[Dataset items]
========================
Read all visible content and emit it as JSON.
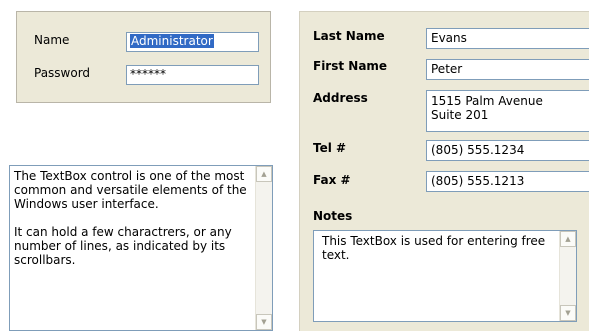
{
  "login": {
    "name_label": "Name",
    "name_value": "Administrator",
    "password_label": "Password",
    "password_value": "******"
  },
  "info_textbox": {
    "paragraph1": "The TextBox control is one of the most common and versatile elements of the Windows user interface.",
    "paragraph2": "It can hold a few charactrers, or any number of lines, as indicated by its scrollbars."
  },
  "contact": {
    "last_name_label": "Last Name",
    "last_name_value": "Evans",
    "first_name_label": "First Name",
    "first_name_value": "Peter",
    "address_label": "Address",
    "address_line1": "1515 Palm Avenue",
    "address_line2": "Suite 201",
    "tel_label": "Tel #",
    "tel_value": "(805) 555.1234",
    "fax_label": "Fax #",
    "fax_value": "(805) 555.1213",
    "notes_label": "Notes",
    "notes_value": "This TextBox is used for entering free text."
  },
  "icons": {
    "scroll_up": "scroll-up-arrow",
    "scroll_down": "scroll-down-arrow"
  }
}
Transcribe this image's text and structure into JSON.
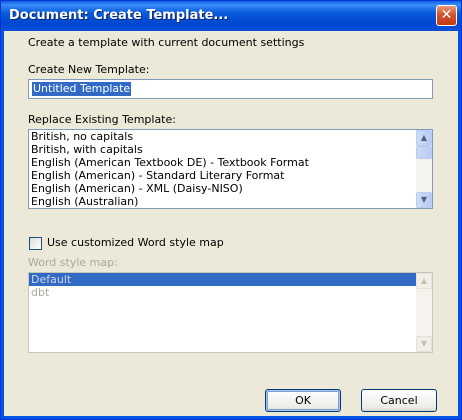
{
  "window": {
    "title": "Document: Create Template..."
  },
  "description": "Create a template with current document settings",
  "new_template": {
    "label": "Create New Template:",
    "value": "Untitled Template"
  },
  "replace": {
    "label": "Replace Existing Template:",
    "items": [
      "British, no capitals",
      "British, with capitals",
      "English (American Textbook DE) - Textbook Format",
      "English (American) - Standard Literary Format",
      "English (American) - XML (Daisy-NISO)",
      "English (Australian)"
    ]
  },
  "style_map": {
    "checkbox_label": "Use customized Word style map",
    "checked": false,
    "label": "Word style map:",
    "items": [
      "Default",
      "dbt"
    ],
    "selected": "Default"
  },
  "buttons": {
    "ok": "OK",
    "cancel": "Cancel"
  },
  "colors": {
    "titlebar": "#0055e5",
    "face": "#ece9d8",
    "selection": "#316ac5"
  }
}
========================
__REQUIRED TASK__:
Pictures are not part of the copy; reproduce everything else in the records exactly.

__ANSWER__:
Read all visible content and emit it as JSON.
{
  "login": {
    "name_label": "Name",
    "name_value": "Administrator",
    "password_label": "Password",
    "password_value": "******"
  },
  "info_textbox": {
    "paragraph1": "The TextBox control is one of the most common and versatile elements of the Windows user interface.",
    "paragraph2": "It can hold a few charactrers, or any number of lines, as indicated by its scrollbars."
  },
  "contact": {
    "last_name_label": "Last Name",
    "last_name_value": "Evans",
    "first_name_label": "First Name",
    "first_name_value": "Peter",
    "address_label": "Address",
    "address_line1": "1515 Palm Avenue",
    "address_line2": "Suite 201",
    "tel_label": "Tel #",
    "tel_value": "(805) 555.1234",
    "fax_label": "Fax #",
    "fax_value": "(805) 555.1213",
    "notes_label": "Notes",
    "notes_value": "This TextBox is used for entering free text."
  },
  "icons": {
    "scroll_up": "scroll-up-arrow",
    "scroll_down": "scroll-down-arrow"
  }
}
Transcribe this image's text and structure into JSON.
{
  "window": {
    "title": "Document: Create Template..."
  },
  "description": "Create a template with current document settings",
  "new_template": {
    "label": "Create New Template:",
    "value": "Untitled Template"
  },
  "replace": {
    "label": "Replace Existing Template:",
    "items": [
      "British, no capitals",
      "British, with capitals",
      "English (American Textbook DE) - Textbook Format",
      "English (American) - Standard Literary Format",
      "English (American) - XML (Daisy-NISO)",
      "English (Australian)"
    ]
  },
  "style_map": {
    "checkbox_label": "Use customized Word style map",
    "checked": false,
    "label": "Word style map:",
    "items": [
      "Default",
      "dbt"
    ],
    "selected": "Default"
  },
  "buttons": {
    "ok": "OK",
    "cancel": "Cancel"
  },
  "colors": {
    "titlebar": "#0055e5",
    "face": "#ece9d8",
    "selection": "#316ac5"
  }
}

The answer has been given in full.